低流量胰腺中心腹腔镜胰十二指肠切除术安全性及学习曲线初探

A preliminary exploration on safety and learning curve of laparoscopic pancreatoduodenectomy in low-flow pancreatic center

  • 摘要:
    目的 比较腹腔镜胰十二指肠切除术(LPD)与开腹胰十二指肠切除术(OPD)的安全性,并分析LPD的学习曲线及不同阶段的安全性。
    方法 回顾性分析2020年1月—2024年6月南京医科大学附属苏州医院肝胆胰外科50例LPD和54例OPD患者的临床资料,比较术中和术后情况。采用累积求和分析法(CUSUM)分析LPD学习曲线的技术节点。
    结果 LPD组与OPD组手术时间、术中出血量差异无统计学意义(P>0.05)。LPD组与OPD组胰瘘(B、C级)、胃排空延迟、术后出血、胆瘘、腹腔感染发生率比较,差异无统计学意义(P>0.05)。根据患者手术时间和手术序数绘制手术时间序列图,得出拟合曲线。曲线分析显示,本中心实施17例和24例手术时即完成初始阶段和平稳阶段。LPD学习曲线可分为3个阶段: 阶段Ⅰ为初始阶段(第1~17例),阶段Ⅱ为平稳阶段(第18~24例),阶段Ⅲ为熟练阶段(第25~50例)。阶段Ⅱ及阶段Ⅲ手术时间短于阶段Ⅰ, 阶段Ⅰ术中失血量多于阶段Ⅲ, 差异均有统计学意义(P < 0.05)。3个阶段并发症发生率差异无统计学意义(P>0.05)。
    结论 LPD和OPD在适应证和安全性方面无明显差异。LPD学习曲线可分为3个阶段。随着手术完成例数的增加,医师手术完成时间逐步缩短,患者并发症发生率逐步降低。

     

    Abstract:
    Objective To compare the safety of laparoscopic pancreatoduodenectomy (LPD) and open pancreatoduodenectomy (OPD) and analyze the learning curve and safety at different stages of LPD.
+++
__练习题组__:
1/ 列出本摘要中LPD组与OPD组之间比较发生率的全部术后并发症。
2/ 请改写本摘要中从"方法 回顾性分析2020年1"开始、到"时间逐步缩短,患者并发症发生率逐步降低。"结束的部分，将"学习曲线"替换为"学习进程"。
完成各项练习无须参考记录。

__数据记录__:
+++
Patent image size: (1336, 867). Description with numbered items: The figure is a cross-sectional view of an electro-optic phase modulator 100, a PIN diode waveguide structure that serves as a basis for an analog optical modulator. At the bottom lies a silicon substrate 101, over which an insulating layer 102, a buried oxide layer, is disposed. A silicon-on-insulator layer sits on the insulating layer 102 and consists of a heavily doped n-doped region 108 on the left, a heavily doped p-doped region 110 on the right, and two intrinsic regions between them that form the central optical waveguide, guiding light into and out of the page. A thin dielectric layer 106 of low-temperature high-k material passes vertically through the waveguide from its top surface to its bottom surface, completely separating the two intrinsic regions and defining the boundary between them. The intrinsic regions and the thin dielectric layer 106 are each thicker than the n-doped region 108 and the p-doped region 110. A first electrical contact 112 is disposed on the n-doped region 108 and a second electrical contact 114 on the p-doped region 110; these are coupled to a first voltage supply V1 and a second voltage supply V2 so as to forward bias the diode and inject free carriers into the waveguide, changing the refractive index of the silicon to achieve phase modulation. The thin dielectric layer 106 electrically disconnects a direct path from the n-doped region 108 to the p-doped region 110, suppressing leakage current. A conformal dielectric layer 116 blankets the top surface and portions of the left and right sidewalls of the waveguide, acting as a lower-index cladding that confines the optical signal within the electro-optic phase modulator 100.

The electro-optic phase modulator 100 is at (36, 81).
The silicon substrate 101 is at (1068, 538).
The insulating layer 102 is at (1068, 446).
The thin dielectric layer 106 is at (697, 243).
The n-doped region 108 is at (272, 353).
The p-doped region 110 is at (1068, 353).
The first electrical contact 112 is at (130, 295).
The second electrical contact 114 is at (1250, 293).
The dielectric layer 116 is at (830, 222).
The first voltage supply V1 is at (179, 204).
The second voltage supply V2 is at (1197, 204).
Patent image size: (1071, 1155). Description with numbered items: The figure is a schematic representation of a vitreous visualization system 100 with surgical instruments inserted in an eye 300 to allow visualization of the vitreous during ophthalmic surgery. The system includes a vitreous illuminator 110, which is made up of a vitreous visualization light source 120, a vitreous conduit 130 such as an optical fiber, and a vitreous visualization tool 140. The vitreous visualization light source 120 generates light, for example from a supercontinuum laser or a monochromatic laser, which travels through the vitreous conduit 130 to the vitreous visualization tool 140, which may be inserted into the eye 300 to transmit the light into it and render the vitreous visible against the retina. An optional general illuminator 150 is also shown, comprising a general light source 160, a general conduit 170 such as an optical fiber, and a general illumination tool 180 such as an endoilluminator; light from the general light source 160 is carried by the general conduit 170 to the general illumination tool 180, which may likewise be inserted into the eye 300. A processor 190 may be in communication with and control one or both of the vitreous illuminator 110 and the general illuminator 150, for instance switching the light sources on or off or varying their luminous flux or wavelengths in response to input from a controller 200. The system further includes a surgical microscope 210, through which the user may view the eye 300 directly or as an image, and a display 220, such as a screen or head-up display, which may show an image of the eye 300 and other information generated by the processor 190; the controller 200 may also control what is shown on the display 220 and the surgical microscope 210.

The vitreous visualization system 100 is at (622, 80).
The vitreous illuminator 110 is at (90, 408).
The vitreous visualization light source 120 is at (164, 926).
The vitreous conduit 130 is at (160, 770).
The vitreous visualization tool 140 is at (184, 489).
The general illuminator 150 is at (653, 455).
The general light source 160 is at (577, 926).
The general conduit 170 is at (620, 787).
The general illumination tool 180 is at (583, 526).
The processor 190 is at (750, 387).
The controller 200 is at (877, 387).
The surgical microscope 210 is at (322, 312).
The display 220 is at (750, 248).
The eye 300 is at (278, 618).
+++
__参考答案__:
1/ 胰瘘(B、C级)、胃排空延迟、术后出血、胆瘘、腹腔感染。

2/
方法 回顾性分析2020年1月—2024年6月南京医科大学附属苏州医院肝胆胰外科50例LPD和54例OPD患者的临床资料,比较术中和术后情况。采用累积求和分析法(CUSUM)分析LPD学习进程的技术节点。
    结果 LPD组与OPD组手术时间、术中出血量差异无统计学意义(P>0.05)。LPD组与OPD组胰瘘(B、C级)、胃排空延迟、术后出血、胆瘘、腹腔感染发生率比较,差异无统计学意义(P>0.05)。根据患者手术时间和手术序数绘制手术时间序列图,得出拟合曲线。曲线分析显示,本中心实施17例和24例手术时即完成初始阶段和平稳阶段。LPD学习进程可分为3个阶段: 阶段Ⅰ为初始阶段(第1~17例),阶段Ⅱ为平稳阶段(第18~24例),阶段Ⅲ为熟练阶段(第25~50例)。阶段Ⅱ及阶段Ⅲ手术时间短于阶段Ⅰ, 阶段Ⅰ术中失血量多于阶段Ⅲ, 差异均有统计学意义(P < 0.05)。3个阶段并发症发生率差异无统计学意义(P>0.05)。
    结论 LPD和OPD在适应证和安全性方面无明显差异。LPD学习进程可分为3个阶段。随着手术完成例数的增加,医师手术完成时间逐步缩短,患者并发症发生率逐步降低。